### MATERIAL SHOWN
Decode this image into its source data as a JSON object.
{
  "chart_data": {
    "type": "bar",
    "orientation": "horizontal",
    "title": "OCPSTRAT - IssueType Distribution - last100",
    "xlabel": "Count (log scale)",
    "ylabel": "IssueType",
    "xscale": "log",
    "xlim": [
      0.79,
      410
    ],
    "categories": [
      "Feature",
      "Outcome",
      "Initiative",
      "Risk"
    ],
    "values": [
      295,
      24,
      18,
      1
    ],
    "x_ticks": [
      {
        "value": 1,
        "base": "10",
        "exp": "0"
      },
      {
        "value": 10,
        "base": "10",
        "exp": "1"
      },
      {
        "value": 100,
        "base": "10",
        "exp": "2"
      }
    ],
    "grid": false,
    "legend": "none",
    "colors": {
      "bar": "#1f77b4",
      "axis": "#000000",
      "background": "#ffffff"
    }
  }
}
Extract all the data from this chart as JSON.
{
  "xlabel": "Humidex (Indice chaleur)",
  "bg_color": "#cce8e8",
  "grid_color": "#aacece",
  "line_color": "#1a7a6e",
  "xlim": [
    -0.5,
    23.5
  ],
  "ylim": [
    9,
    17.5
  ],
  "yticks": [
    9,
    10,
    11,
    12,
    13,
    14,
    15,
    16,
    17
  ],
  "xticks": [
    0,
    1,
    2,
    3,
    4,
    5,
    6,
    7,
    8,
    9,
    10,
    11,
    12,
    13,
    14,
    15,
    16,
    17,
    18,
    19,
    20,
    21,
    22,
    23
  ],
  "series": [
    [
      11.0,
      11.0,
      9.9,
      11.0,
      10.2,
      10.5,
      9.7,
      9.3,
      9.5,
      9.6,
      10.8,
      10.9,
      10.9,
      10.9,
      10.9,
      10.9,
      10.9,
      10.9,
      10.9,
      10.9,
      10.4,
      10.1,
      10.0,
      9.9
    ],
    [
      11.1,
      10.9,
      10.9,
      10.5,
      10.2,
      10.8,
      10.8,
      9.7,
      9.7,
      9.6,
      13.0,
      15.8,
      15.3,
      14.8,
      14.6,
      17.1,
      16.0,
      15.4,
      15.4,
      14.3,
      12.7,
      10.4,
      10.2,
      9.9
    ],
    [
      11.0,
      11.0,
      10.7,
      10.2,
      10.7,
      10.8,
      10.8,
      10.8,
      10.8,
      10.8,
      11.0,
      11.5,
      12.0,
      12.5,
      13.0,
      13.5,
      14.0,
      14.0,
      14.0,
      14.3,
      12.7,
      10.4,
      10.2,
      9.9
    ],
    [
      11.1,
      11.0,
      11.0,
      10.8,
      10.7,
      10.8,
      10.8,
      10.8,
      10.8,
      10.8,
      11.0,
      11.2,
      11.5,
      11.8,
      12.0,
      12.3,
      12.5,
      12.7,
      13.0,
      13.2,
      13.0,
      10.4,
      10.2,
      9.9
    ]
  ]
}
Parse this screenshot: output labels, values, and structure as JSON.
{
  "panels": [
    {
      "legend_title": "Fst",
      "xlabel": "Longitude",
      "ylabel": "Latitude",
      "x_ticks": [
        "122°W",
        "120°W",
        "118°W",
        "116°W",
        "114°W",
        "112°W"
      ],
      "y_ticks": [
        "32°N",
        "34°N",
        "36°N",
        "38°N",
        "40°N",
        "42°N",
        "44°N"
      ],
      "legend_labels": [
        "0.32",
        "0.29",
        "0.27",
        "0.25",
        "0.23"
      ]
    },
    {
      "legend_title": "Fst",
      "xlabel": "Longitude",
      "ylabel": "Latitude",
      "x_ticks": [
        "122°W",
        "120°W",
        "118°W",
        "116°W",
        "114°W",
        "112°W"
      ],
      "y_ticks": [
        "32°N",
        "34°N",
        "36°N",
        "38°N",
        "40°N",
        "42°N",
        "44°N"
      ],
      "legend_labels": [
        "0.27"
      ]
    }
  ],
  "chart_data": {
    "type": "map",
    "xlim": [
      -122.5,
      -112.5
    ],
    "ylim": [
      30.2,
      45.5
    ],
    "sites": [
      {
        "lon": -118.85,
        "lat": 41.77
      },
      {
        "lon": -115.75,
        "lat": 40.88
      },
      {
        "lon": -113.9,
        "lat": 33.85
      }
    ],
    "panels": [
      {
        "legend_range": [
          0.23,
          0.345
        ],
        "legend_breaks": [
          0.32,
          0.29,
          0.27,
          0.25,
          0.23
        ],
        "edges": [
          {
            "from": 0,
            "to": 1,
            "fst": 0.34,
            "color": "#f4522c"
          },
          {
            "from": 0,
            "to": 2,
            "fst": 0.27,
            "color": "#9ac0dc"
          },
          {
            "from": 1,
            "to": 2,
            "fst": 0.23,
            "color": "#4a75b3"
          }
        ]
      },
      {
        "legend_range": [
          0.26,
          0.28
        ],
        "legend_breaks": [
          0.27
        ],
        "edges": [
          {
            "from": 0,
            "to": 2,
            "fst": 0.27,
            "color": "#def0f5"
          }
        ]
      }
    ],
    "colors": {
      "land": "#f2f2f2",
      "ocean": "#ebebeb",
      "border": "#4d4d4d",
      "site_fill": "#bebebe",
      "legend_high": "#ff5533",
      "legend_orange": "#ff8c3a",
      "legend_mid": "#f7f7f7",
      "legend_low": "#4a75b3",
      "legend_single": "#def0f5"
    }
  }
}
######
STATED EXERCISE – Each line in the material above must be retyped without alteration.

RESPONSE TO THIS EXERCISE –
Decode this image into its source data as a JSON object.
{
  "chart_data": {
    "type": "bar",
    "orientation": "horizontal",
    "title": "OCPSTRAT - IssueType Distribution - last100",
    "xlabel": "Count (log scale)",
    "ylabel": "IssueType",
    "xscale": "log",
    "xlim": [
      0.79,
      410
    ],
    "categories": [
      "Feature",
      "Outcome",
      "Initiative",
      "Risk"
    ],
    "values": [
      295,
      24,
      18,
      1
    ],
    "x_ticks": [
      {
        "value": 1,
        "base": "10",
        "exp": "0"
      },
      {
        "value": 10,
        "base": "10",
        "exp": "1"
      },
      {
        "value": 100,
        "base": "10",
        "exp": "2"
      }
    ],
    "grid": false,
    "legend": "none",
    "colors": {
      "bar": "#1f77b4",
      "axis": "#000000",
      "background": "#ffffff"
    }
  }
}
Extract all the data from this chart as JSON.
{
  "xlabel": "Humidex (Indice chaleur)",
  "bg_color": "#cce8e8",
  "grid_color": "#aacece",
  "line_color": "#1a7a6e",
  "xlim": [
    -0.5,
    23.5
  ],
  "ylim": [
    9,
    17.5
  ],
  "yticks": [
    9,
    10,
    11,
    12,
    13,
    14,
    15,
    16,
    17
  ],
  "xticks": [
    0,
    1,
    2,
    3,
    4,
    5,
    6,
    7,
    8,
    9,
    10,
    11,
    12,
    13,
    14,
    15,
    16,
    17,
    18,
    19,
    20,
    21,
    22,
    23
  ],
  "series": [
    [
      11.0,
      11.0,
      9.9,
      11.0,
      10.2,
      10.5,
      9.7,
      9.3,
      9.5,
      9.6,
      10.8,
      10.9,
      10.9,
      10.9,
      10.9,
      10.9,
      10.9,
      10.9,
      10.9,
      10.9,
      10.4,
      10.1,
      10.0,
      9.9
    ],
    [
      11.1,
      10.9,
      10.9,
      10.5,
      10.2,
      10.8,
      10.8,
      9.7,
      9.7,
      9.6,
      13.0,
      15.8,
      15.3,
      14.8,
      14.6,
      17.1,
      16.0,
      15.4,
      15.4,
      14.3,
      12.7,
      10.4,
      10.2,
      9.9
    ],
    [
      11.0,
      11.0,
      10.7,
      10.2,
      10.7,
      10.8,
      10.8,
      10.8,
      10.8,
      10.8,
      11.0,
      11.5,
      12.0,
      12.5,
      13.0,
      13.5,
      14.0,
      14.0,
      14.0,
      14.3,
      12.7,
      10.4,
      10.2,
      9.9
    ],
    [
      11.1,
      11.0,
      11.0,
      10.8,
      10.7,
      10.8,
      10.8,
      10.8,
      10.8,
      10.8,
      11.0,
      11.2,
      11.5,
      11.8,
      12.0,
      12.3,
      12.5,
      12.7,
      13.0,
      13.2,
      13.0,
      10.4,
      10.2,
      9.9
    ]
  ]
}
Parse this screenshot: output labels, values, and structure as JSON.
{
  "panels": [
    {
      "legend_title": "Fst",
      "xlabel": "Longitude",
      "ylabel": "Latitude",
      "x_ticks": [
        "122°W",
        "120°W",
        "118°W",
        "116°W",
        "114°W",
        "112°W"
      ],
      "y_ticks": [
        "32°N",
        "34°N",
        "36°N",
        "38°N",
        "40°N",
        "42°N",
        "44°N"
      ],
      "legend_labels": [
        "0.32",
        "0.29",
        "0.27",
        "0.25",
        "0.23"
      ]
    },
    {
      "legend_title": "Fst",
      "xlabel": "Longitude",
      "ylabel": "Latitude",
      "x_ticks": [
        "122°W",
        "120°W",
        "118°W",
        "116°W",
        "114°W",
        "112°W"
      ],
      "y_ticks": [
        "32°N",
        "34°N",
        "36°N",
        "38°N",
        "40°N",
        "42°N",
        "44°N"
      ],
      "legend_labels": [
        "0.27"
      ]
    }
  ],
  "chart_data": {
    "type": "map",
    "xlim": [
      -122.5,
      -112.5
    ],
    "ylim": [
      30.2,
      45.5
    ],
    "sites": [
      {
        "lon": -118.85,
        "lat": 41.77
      },
      {
        "lon": -115.75,
        "lat": 40.88
      },
      {
        "lon": -113.9,
        "lat": 33.85
      }
    ],
    "panels": [
      {
        "legend_range": [
          0.23,
          0.345
        ],
        "legend_breaks": [
          0.32,
          0.29,
          0.27,
          0.25,
          0.23
        ],
        "edges": [
          {
            "from": 0,
            "to": 1,
            "fst": 0.34,
            "color": "#f4522c"
          },
          {
            "from": 0,
            "to": 2,
            "fst": 0.27,
            "color": "#9ac0dc"
          },
          {
            "from": 1,
            "to": 2,
            "fst": 0.23,
            "color": "#4a75b3"
          }
        ]
      },
      {
        "legend_range": [
          0.26,
          0.28
        ],
        "legend_breaks": [
          0.27
        ],
        "edges": [
          {
            "from": 0,
            "to": 2,
            "fst": 0.27,
            "color": "#def0f5"
          }
        ]
      }
    ],
    "colors": {
      "land": "#f2f2f2",
      "ocean": "#ebebeb",
      "border": "#4d4d4d",
      "site_fill": "#bebebe",
      "legend_high": "#ff5533",
      "legend_orange": "#ff8c3a",
      "legend_mid": "#f7f7f7",
      "legend_low": "#4a75b3",
      "legend_single": "#def0f5"
    }
  }
}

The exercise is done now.